- Задание 1 -
Ответьте на вопросы по тексту о выставке.
(a) Кто кураторы выставки?
(b) Сколько художников участвует в проекте «Собака кость зарыла»?
(c) С чем у Валентины Останькович в детстве ассоциировался болезненный жар?
- Задание 2 -
Замените в тексте о выставке «зеленая плесень» на «серая плесень». Приведите получившийся фрагмент, начиная со слов «Это ощущение времени» и вплоть до слов «время передано здорово.».

- Фрагмент текста -
Наташа Успенская. «Ангел, черт и арбуз» Фото автора
Открывая выставку перед Новым годом, кураторы Виктория Попова и Юля Юсма не подводят никаких итогов, а вспоминают, где собака зарыта. В том смысле, что порой корнями все уходит в детство, а «взрослея, человек многое теряет, заменяет фантазию знанием, а свободу мышления – социальными навыками». В проекте «Собака кость зарыла» 11 художников влезают в свою «шкуру» многолетней давности, чего и публике желают. Предваряется все это цитатой из «Старосветских помещиков» о страшном «таинственном зове».
Наверное, видео – первое, что приходит в голову, когда хочешь визуализировать воспоминание. Флешбэки в кино и все такое. Вопрос в том, что из этого видео можно еще вытянуть. Театральная художница Валентина Останькович вплетает его в виде пластилинового мультфильма в инсталляцию «38,5», чтобы погрузить вошедшего в ощущения болезненного жара. У самой нее он в детстве ассоциировался с горячим пластилином и с шерстью – теперь комната с пятачком, освещенным тусклой лампочкой над «взъерошенной» кроватью, из темноты открывает окна на холодную улицу, а здесь, на свету, который тоже начинает казаться жарким в бежево-серых тонах инсталляции, что походит на выцветшую фотографию, – шерстяное одеяло скомкано на покрытой пластилином кровати, и к ней придвинут телевизор с пластилиновым мультфильмом. Липкая вязкость пластилина заполняет все, переползает «ряской» на стул и на стены.
Это ощущение времени и пространства, которое прямо здесь и сейчас сворачивается, сжимается, теснит и давит героя, напоминает строчки булгаковской «Белой гвардии»: «Только тот, кто сам был побежден, знает, как выглядит это слово! Оно похоже на вечер в доме, в котором испортилось электрическое освещение. Оно похоже на комнату, в которой по обоям ползет зеленая плесень, полная болезненной жизни». В «38,5» все не так трагично, но сгустившееся, «заторможенное» время передано здорово.

- Извлеченные данные -
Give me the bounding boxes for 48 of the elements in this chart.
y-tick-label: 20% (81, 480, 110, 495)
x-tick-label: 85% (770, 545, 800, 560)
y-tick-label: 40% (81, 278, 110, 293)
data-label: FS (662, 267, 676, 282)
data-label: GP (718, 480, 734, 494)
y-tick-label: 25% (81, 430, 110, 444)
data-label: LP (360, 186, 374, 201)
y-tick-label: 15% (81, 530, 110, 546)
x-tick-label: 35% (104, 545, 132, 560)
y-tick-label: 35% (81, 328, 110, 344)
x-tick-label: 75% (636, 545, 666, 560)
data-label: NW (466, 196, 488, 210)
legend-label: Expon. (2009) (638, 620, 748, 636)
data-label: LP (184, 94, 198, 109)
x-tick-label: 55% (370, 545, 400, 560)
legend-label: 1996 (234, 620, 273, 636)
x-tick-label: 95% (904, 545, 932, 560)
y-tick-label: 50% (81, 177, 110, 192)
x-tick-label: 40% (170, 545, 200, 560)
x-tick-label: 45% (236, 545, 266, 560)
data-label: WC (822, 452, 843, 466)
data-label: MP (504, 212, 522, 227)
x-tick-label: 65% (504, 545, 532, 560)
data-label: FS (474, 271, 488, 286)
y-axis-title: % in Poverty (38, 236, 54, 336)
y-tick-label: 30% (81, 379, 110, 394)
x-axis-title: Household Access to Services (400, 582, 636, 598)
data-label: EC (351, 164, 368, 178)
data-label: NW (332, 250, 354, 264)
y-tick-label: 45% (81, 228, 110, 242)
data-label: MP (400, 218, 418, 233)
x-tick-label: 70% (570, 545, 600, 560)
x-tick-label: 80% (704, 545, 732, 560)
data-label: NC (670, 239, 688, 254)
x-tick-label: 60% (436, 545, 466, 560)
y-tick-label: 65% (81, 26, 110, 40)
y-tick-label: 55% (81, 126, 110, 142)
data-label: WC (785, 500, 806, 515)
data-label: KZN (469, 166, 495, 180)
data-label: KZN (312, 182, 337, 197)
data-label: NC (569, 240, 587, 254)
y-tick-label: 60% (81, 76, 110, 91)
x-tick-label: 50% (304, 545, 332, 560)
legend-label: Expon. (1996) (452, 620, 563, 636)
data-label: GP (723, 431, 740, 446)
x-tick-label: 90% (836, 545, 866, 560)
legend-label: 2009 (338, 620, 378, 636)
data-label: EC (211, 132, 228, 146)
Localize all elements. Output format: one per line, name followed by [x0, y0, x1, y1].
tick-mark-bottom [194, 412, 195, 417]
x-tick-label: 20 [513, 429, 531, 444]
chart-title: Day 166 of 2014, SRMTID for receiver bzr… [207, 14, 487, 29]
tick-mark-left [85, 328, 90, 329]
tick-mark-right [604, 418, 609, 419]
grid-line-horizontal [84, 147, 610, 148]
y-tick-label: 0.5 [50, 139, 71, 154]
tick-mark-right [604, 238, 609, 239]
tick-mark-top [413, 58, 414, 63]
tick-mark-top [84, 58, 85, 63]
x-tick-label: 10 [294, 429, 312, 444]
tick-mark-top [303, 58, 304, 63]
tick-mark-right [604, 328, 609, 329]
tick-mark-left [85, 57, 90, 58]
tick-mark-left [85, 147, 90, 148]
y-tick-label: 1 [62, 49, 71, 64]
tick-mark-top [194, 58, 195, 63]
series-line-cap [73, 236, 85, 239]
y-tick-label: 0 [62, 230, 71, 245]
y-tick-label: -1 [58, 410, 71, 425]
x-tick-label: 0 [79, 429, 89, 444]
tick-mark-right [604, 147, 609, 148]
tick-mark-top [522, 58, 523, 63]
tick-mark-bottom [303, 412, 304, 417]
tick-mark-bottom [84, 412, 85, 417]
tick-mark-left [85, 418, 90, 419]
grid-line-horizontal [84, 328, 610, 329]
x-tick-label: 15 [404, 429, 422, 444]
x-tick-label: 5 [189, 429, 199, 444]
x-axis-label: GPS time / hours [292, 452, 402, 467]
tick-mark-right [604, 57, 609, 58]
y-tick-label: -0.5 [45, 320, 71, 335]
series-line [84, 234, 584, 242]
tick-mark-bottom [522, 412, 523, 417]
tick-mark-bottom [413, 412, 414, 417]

- Ответ 1 -
(a) Виктория Попова и Юля Юсма.
(b) 11 художников.
(c) С горячим пластилином и с шерстью.

- Ответ 2 -
Это ощущение времени и пространства, которое прямо здесь и сейчас сворачивается, сжимается, теснит и давит героя, напоминает строчки булгаковской «Белой гвардии»: «Только тот, кто сам был побежден, знает, как выглядит это слово! Оно похоже на вечер в доме, в котором испортилось электрическое освещение. Оно похоже на комнату, в которой по обоям ползет серая плесень, полная болезненной жизни». В «38,5» все не так трагично, но сгустившееся, «заторможенное» время передано здорово.